Exercise aim –
Using the records provided below, locate and copy each line that contains the word "xlabel".

# Start of Task material

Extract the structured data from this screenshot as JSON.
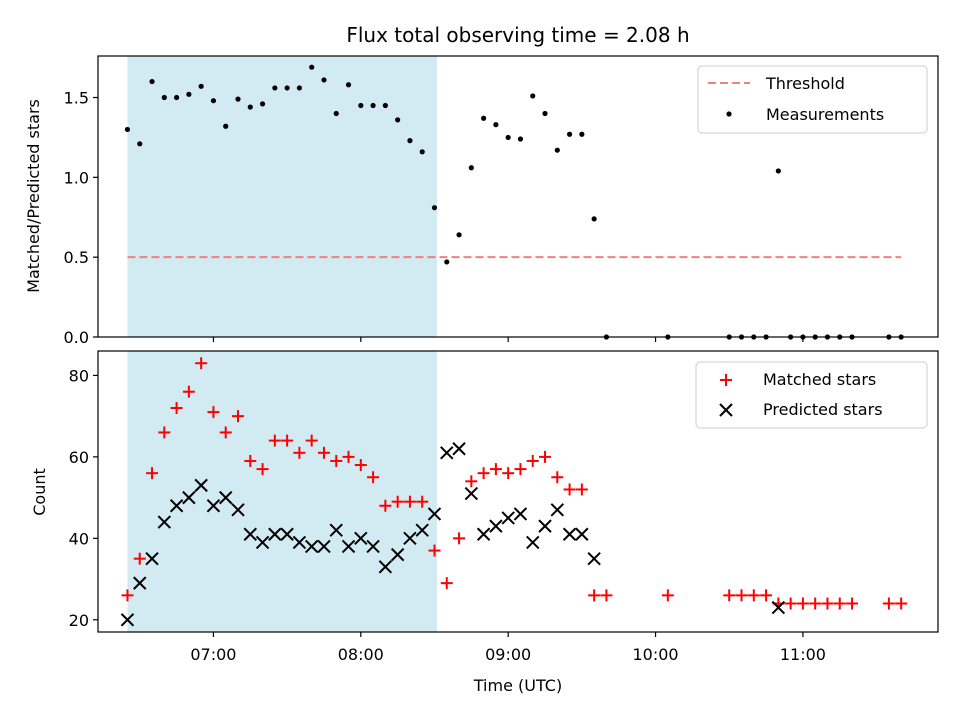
{
  "chart_data": [
    {
      "type": "scatter",
      "title": "Flux total observing time = 2.08 h",
      "xlabel": "",
      "ylabel": "Matched/Predicted stars",
      "ylim": [
        0,
        1.76
      ],
      "xlim": [
        "06:13",
        "11:55"
      ],
      "yticks": [
        0.0,
        0.5,
        1.0,
        1.5
      ],
      "ytick_labels": [
        "0.0",
        "0.5",
        "1.0",
        "1.5"
      ],
      "shaded_region": {
        "from": "06:25",
        "to": "08:31",
        "color": "#add8e6"
      },
      "legend_position": "top-right",
      "threshold": {
        "name": "Threshold",
        "value": 0.5,
        "from": "06:25",
        "to": "11:40",
        "color": "#f08080"
      },
      "series": [
        {
          "name": "Measurements",
          "marker": "dot",
          "color": "#000000",
          "points": [
            [
              "06:25",
              1.3
            ],
            [
              "06:30",
              1.21
            ],
            [
              "06:35",
              1.6
            ],
            [
              "06:40",
              1.5
            ],
            [
              "06:45",
              1.5
            ],
            [
              "06:50",
              1.52
            ],
            [
              "06:55",
              1.57
            ],
            [
              "07:00",
              1.48
            ],
            [
              "07:05",
              1.32
            ],
            [
              "07:10",
              1.49
            ],
            [
              "07:15",
              1.44
            ],
            [
              "07:20",
              1.46
            ],
            [
              "07:25",
              1.56
            ],
            [
              "07:30",
              1.56
            ],
            [
              "07:35",
              1.56
            ],
            [
              "07:40",
              1.69
            ],
            [
              "07:45",
              1.61
            ],
            [
              "07:50",
              1.4
            ],
            [
              "07:55",
              1.58
            ],
            [
              "08:00",
              1.45
            ],
            [
              "08:05",
              1.45
            ],
            [
              "08:10",
              1.45
            ],
            [
              "08:15",
              1.36
            ],
            [
              "08:20",
              1.23
            ],
            [
              "08:25",
              1.16
            ],
            [
              "08:30",
              0.81
            ],
            [
              "08:35",
              0.47
            ],
            [
              "08:40",
              0.64
            ],
            [
              "08:45",
              1.06
            ],
            [
              "08:50",
              1.37
            ],
            [
              "08:55",
              1.33
            ],
            [
              "09:00",
              1.25
            ],
            [
              "09:05",
              1.24
            ],
            [
              "09:10",
              1.51
            ],
            [
              "09:15",
              1.4
            ],
            [
              "09:20",
              1.17
            ],
            [
              "09:25",
              1.27
            ],
            [
              "09:30",
              1.27
            ],
            [
              "09:35",
              0.74
            ],
            [
              "09:40",
              0.0
            ],
            [
              "10:05",
              0.0
            ],
            [
              "10:30",
              0.0
            ],
            [
              "10:35",
              0.0
            ],
            [
              "10:40",
              0.0
            ],
            [
              "10:45",
              0.0
            ],
            [
              "10:50",
              1.04
            ],
            [
              "10:55",
              0.0
            ],
            [
              "11:00",
              0.0
            ],
            [
              "11:05",
              0.0
            ],
            [
              "11:10",
              0.0
            ],
            [
              "11:15",
              0.0
            ],
            [
              "11:20",
              0.0
            ],
            [
              "11:35",
              0.0
            ],
            [
              "11:40",
              0.0
            ]
          ]
        }
      ]
    },
    {
      "type": "scatter",
      "title": "",
      "xlabel": "Time (UTC)",
      "ylabel": "Count",
      "ylim": [
        17,
        86
      ],
      "xlim": [
        "06:13",
        "11:55"
      ],
      "yticks": [
        20,
        40,
        60,
        80
      ],
      "ytick_labels": [
        "20",
        "40",
        "60",
        "80"
      ],
      "xticks": [
        "07:00",
        "08:00",
        "09:00",
        "10:00",
        "11:00"
      ],
      "xtick_labels": [
        "07:00",
        "08:00",
        "09:00",
        "10:00",
        "11:00"
      ],
      "shaded_region": {
        "from": "06:25",
        "to": "08:31",
        "color": "#add8e6"
      },
      "legend_position": "top-right",
      "series": [
        {
          "name": "Matched stars",
          "marker": "plus",
          "color": "#ff0000",
          "points": [
            [
              "06:25",
              26
            ],
            [
              "06:30",
              35
            ],
            [
              "06:35",
              56
            ],
            [
              "06:40",
              66
            ],
            [
              "06:45",
              72
            ],
            [
              "06:50",
              76
            ],
            [
              "06:55",
              83
            ],
            [
              "07:00",
              71
            ],
            [
              "07:05",
              66
            ],
            [
              "07:10",
              70
            ],
            [
              "07:15",
              59
            ],
            [
              "07:20",
              57
            ],
            [
              "07:25",
              64
            ],
            [
              "07:30",
              64
            ],
            [
              "07:35",
              61
            ],
            [
              "07:40",
              64
            ],
            [
              "07:45",
              61
            ],
            [
              "07:50",
              59
            ],
            [
              "07:55",
              60
            ],
            [
              "08:00",
              58
            ],
            [
              "08:05",
              55
            ],
            [
              "08:10",
              48
            ],
            [
              "08:15",
              49
            ],
            [
              "08:20",
              49
            ],
            [
              "08:25",
              49
            ],
            [
              "08:30",
              37
            ],
            [
              "08:35",
              29
            ],
            [
              "08:40",
              40
            ],
            [
              "08:45",
              54
            ],
            [
              "08:50",
              56
            ],
            [
              "08:55",
              57
            ],
            [
              "09:00",
              56
            ],
            [
              "09:05",
              57
            ],
            [
              "09:10",
              59
            ],
            [
              "09:15",
              60
            ],
            [
              "09:20",
              55
            ],
            [
              "09:25",
              52
            ],
            [
              "09:30",
              52
            ],
            [
              "09:35",
              26
            ],
            [
              "09:40",
              26
            ],
            [
              "10:05",
              26
            ],
            [
              "10:30",
              26
            ],
            [
              "10:35",
              26
            ],
            [
              "10:40",
              26
            ],
            [
              "10:45",
              26
            ],
            [
              "10:50",
              24
            ],
            [
              "10:55",
              24
            ],
            [
              "11:00",
              24
            ],
            [
              "11:05",
              24
            ],
            [
              "11:10",
              24
            ],
            [
              "11:15",
              24
            ],
            [
              "11:20",
              24
            ],
            [
              "11:35",
              24
            ],
            [
              "11:40",
              24
            ]
          ]
        },
        {
          "name": "Predicted stars",
          "marker": "x",
          "color": "#000000",
          "points": [
            [
              "06:25",
              20
            ],
            [
              "06:30",
              29
            ],
            [
              "06:35",
              35
            ],
            [
              "06:40",
              44
            ],
            [
              "06:45",
              48
            ],
            [
              "06:50",
              50
            ],
            [
              "06:55",
              53
            ],
            [
              "07:00",
              48
            ],
            [
              "07:05",
              50
            ],
            [
              "07:10",
              47
            ],
            [
              "07:15",
              41
            ],
            [
              "07:20",
              39
            ],
            [
              "07:25",
              41
            ],
            [
              "07:30",
              41
            ],
            [
              "07:35",
              39
            ],
            [
              "07:40",
              38
            ],
            [
              "07:45",
              38
            ],
            [
              "07:50",
              42
            ],
            [
              "07:55",
              38
            ],
            [
              "08:00",
              40
            ],
            [
              "08:05",
              38
            ],
            [
              "08:10",
              33
            ],
            [
              "08:15",
              36
            ],
            [
              "08:20",
              40
            ],
            [
              "08:25",
              42
            ],
            [
              "08:30",
              46
            ],
            [
              "08:35",
              61
            ],
            [
              "08:40",
              62
            ],
            [
              "08:45",
              51
            ],
            [
              "08:50",
              41
            ],
            [
              "08:55",
              43
            ],
            [
              "09:00",
              45
            ],
            [
              "09:05",
              46
            ],
            [
              "09:10",
              39
            ],
            [
              "09:15",
              43
            ],
            [
              "09:20",
              47
            ],
            [
              "09:25",
              41
            ],
            [
              "09:30",
              41
            ],
            [
              "09:35",
              35
            ],
            [
              "10:50",
              23
            ]
          ]
        }
      ]
    }
  ]
}
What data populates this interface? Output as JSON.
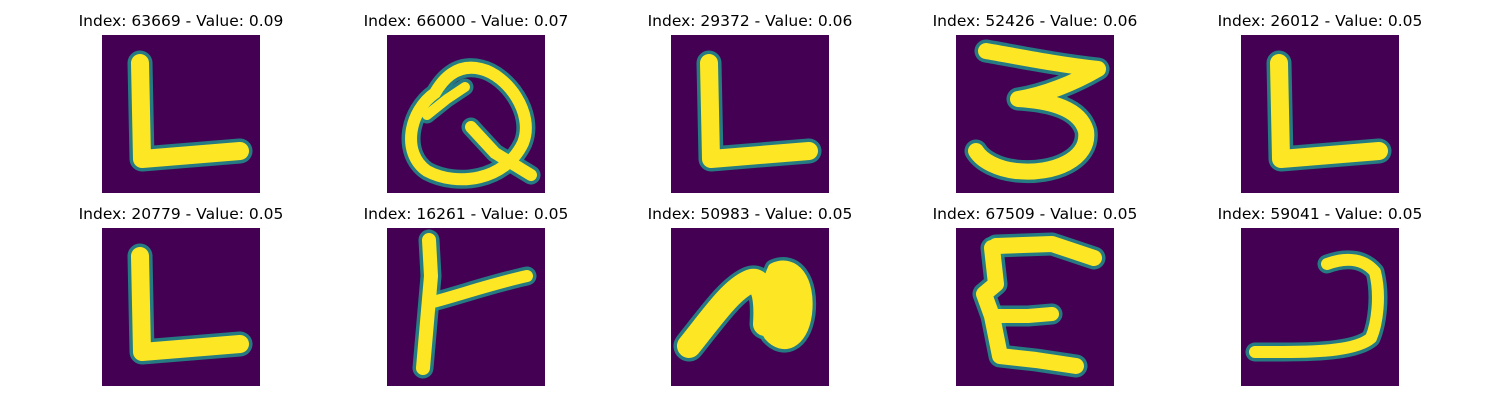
{
  "figure": {
    "colormap": [
      "#440154",
      "#3b528b",
      "#21918c",
      "#5ec962",
      "#fde725"
    ],
    "background_color": "#440154",
    "foreground_color": "#fde725",
    "edge_color": "#21918c",
    "panels": [
      {
        "title": "Index: 63669 - Value: 0.09",
        "glyph": "L-shape",
        "index": 63669,
        "value": 0.09
      },
      {
        "title": "Index: 66000 - Value: 0.07",
        "glyph": "Q-shape",
        "index": 66000,
        "value": 0.07
      },
      {
        "title": "Index: 29372 - Value: 0.06",
        "glyph": "L-shape",
        "index": 29372,
        "value": 0.06
      },
      {
        "title": "Index: 52426 - Value: 0.06",
        "glyph": "3-shape",
        "index": 52426,
        "value": 0.06
      },
      {
        "title": "Index: 26012 - Value: 0.05",
        "glyph": "L-shape",
        "index": 26012,
        "value": 0.05
      },
      {
        "title": "Index: 20779 - Value: 0.05",
        "glyph": "L-shape",
        "index": 20779,
        "value": 0.05
      },
      {
        "title": "Index: 16261 - Value: 0.05",
        "glyph": "T-shape",
        "index": 16261,
        "value": 0.05
      },
      {
        "title": "Index: 50983 - Value: 0.05",
        "glyph": "n-shape",
        "index": 50983,
        "value": 0.05
      },
      {
        "title": "Index: 67509 - Value: 0.05",
        "glyph": "E-shape",
        "index": 67509,
        "value": 0.05
      },
      {
        "title": "Index: 59041 - Value: 0.05",
        "glyph": "J-shape",
        "index": 59041,
        "value": 0.05
      }
    ]
  }
}
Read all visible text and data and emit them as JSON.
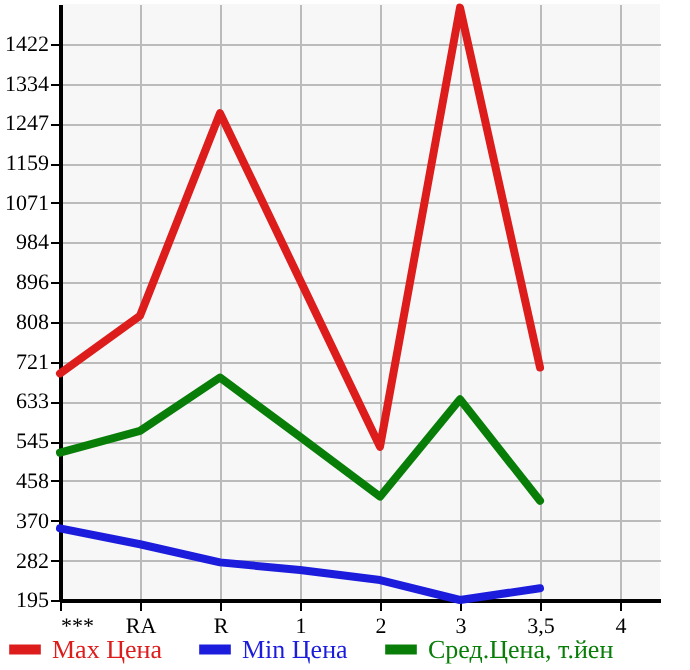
{
  "chart_data": {
    "type": "line",
    "categories": [
      "***",
      "RA",
      "R",
      "1",
      "2",
      "3",
      "3,5",
      "4"
    ],
    "series": [
      {
        "name": "Max Цена",
        "color": "#dd1c1c",
        "values": [
          695,
          822,
          1269,
          901,
          533,
          1502,
          708,
          null
        ]
      },
      {
        "name": "Min Цена",
        "color": "#1c1cdd",
        "values": [
          353,
          318,
          278,
          261,
          239,
          195,
          221,
          null
        ]
      },
      {
        "name": "Сред.Цена, т.йен",
        "color": "#087e08",
        "values": [
          520,
          568,
          686,
          555,
          423,
          638,
          414,
          null
        ]
      }
    ],
    "ylim": [
      195,
      1510
    ],
    "yticks": [
      195,
      282,
      370,
      458,
      545,
      633,
      721,
      808,
      896,
      984,
      1071,
      1159,
      1247,
      1334,
      1422
    ],
    "grid": true,
    "legend": "bottom"
  }
}
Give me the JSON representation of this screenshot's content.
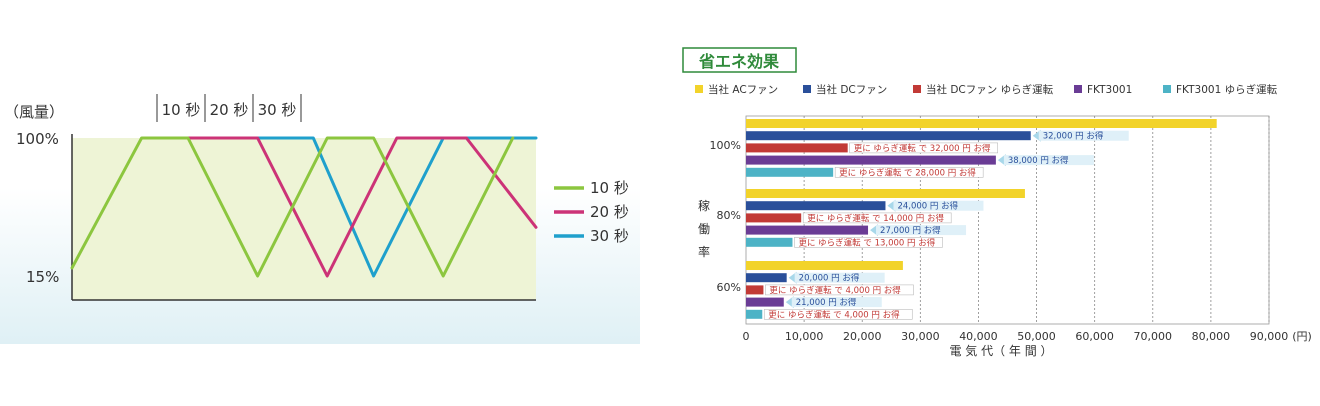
{
  "chart_data": [
    {
      "type": "line",
      "ylabel": "（風量）",
      "yticks": [
        "100%",
        "15%"
      ],
      "ylim": [
        15,
        100
      ],
      "period_labels": [
        "10 秒",
        "20 秒",
        "30 秒"
      ],
      "series": [
        {
          "name": "10 秒",
          "color": "#8cc63f",
          "points": [
            [
              0,
              20
            ],
            [
              1.5,
              100
            ],
            [
              2.5,
              100
            ],
            [
              4,
              15
            ],
            [
              5.5,
              100
            ],
            [
              6.5,
              100
            ],
            [
              8,
              15
            ],
            [
              9.5,
              100
            ]
          ]
        },
        {
          "name": "20 秒",
          "color": "#cc3377",
          "points": [
            [
              2.5,
              100
            ],
            [
              4,
              100
            ],
            [
              5.5,
              15
            ],
            [
              7,
              100
            ],
            [
              8.5,
              100
            ],
            [
              10,
              45
            ]
          ]
        },
        {
          "name": "30 秒",
          "color": "#1fa0cc",
          "points": [
            [
              4,
              100
            ],
            [
              5.2,
              100
            ],
            [
              6.5,
              15
            ],
            [
              8,
              100
            ],
            [
              10,
              100
            ]
          ]
        }
      ]
    },
    {
      "type": "bar",
      "title": "省エネ効果",
      "xlabel": "電 気 代（ 年 間 ）",
      "xunit": "(円)",
      "ylabel": "稼働率",
      "xlim": [
        0,
        90000
      ],
      "xticks": [
        "0",
        "10,000",
        "20,000",
        "30,000",
        "40,000",
        "50,000",
        "60,000",
        "70,000",
        "80,000",
        "90,000"
      ],
      "legend_position": "top",
      "categories": [
        "100%",
        "80%",
        "60%"
      ],
      "series": [
        {
          "name": "当社 ACファン",
          "color": "#f2d32a",
          "values": [
            81000,
            48000,
            27000
          ]
        },
        {
          "name": "当社 DCファン",
          "color": "#2a4f9a",
          "values": [
            49000,
            24000,
            7000
          ]
        },
        {
          "name": "当社 DCファン ゆらぎ運転",
          "color": "#c23a36",
          "values": [
            17500,
            9500,
            3000
          ]
        },
        {
          "name": "FKT3001",
          "color": "#6a3c95",
          "values": [
            43000,
            21000,
            6500
          ]
        },
        {
          "name": "FKT3001 ゆらぎ運転",
          "color": "#4db3c6",
          "values": [
            15000,
            8000,
            2800
          ]
        }
      ],
      "annotations": [
        [
          {
            "type": "plain",
            "text": "32,000 円 お得"
          },
          {
            "type": "boxed",
            "text": "更に ゆらぎ運転 で 32,000 円 お得"
          },
          {
            "type": "plain",
            "text": "38,000 円 お得"
          },
          {
            "type": "boxed",
            "text": "更に ゆらぎ運転 で 28,000 円 お得"
          }
        ],
        [
          {
            "type": "plain",
            "text": "24,000 円 お得"
          },
          {
            "type": "boxed",
            "text": "更に ゆらぎ運転 で 14,000 円 お得"
          },
          {
            "type": "plain",
            "text": "27,000 円 お得"
          },
          {
            "type": "boxed",
            "text": "更に ゆらぎ運転 で 13,000 円 お得"
          }
        ],
        [
          {
            "type": "plain",
            "text": "20,000 円 お得"
          },
          {
            "type": "boxed",
            "text": "更に ゆらぎ運転 で 4,000 円 お得"
          },
          {
            "type": "plain",
            "text": "21,000 円 お得"
          },
          {
            "type": "boxed",
            "text": "更に ゆらぎ運転 で 4,000 円 お得"
          }
        ]
      ]
    }
  ]
}
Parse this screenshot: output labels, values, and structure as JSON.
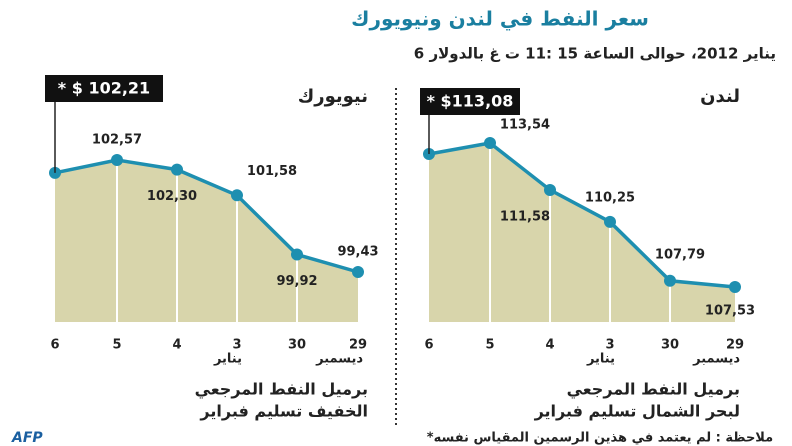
{
  "header": {
    "title": "سعر النفط في لندن ونيويورك",
    "subtitle": "6 يناير 2012، حوالى الساعة 15 :11 ت غ بالدولار"
  },
  "chart_data": [
    {
      "type": "area",
      "title": "نيويورك",
      "caption": [
        "برميل النفط المرجعي",
        "الخفيف تسليم فبراير"
      ],
      "categories": [
        "6",
        "5",
        "4",
        "3",
        "30",
        "29"
      ],
      "x_sublabels": [
        null,
        null,
        null,
        "يناير",
        null,
        "ديسمبر"
      ],
      "values": [
        102.21,
        102.57,
        102.3,
        101.58,
        99.92,
        99.43
      ],
      "value_labels": [
        "* $ 102,21",
        "102,57",
        "102,30",
        "101,58",
        "99,92",
        "99,43"
      ],
      "color": "#1e8fb0",
      "fill": "#d8d5ab"
    },
    {
      "type": "area",
      "title": "لندن",
      "caption": [
        "برميل النفط المرجعي",
        "لبحر الشمال تسليم فبراير"
      ],
      "categories": [
        "6",
        "5",
        "4",
        "3",
        "30",
        "29"
      ],
      "x_sublabels": [
        null,
        null,
        null,
        "يناير",
        null,
        "ديسمبر"
      ],
      "values": [
        113.08,
        113.54,
        111.58,
        110.25,
        107.79,
        107.53
      ],
      "value_labels": [
        "* $113,08",
        "113,54",
        "111,58",
        "110,25",
        "107,79",
        "107,53"
      ],
      "color": "#1e8fb0",
      "fill": "#d8d5ab"
    }
  ],
  "note": "*ملاحظة : لم يعتمد في هذين الرسمين المقياس نفسه",
  "source": "AFP"
}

# End of Task material

Expected answer –
      "xlabel": "",
      "xlabel": "Time (UTC)",
      "xlabel": "電 気 代（ 年 間 ）",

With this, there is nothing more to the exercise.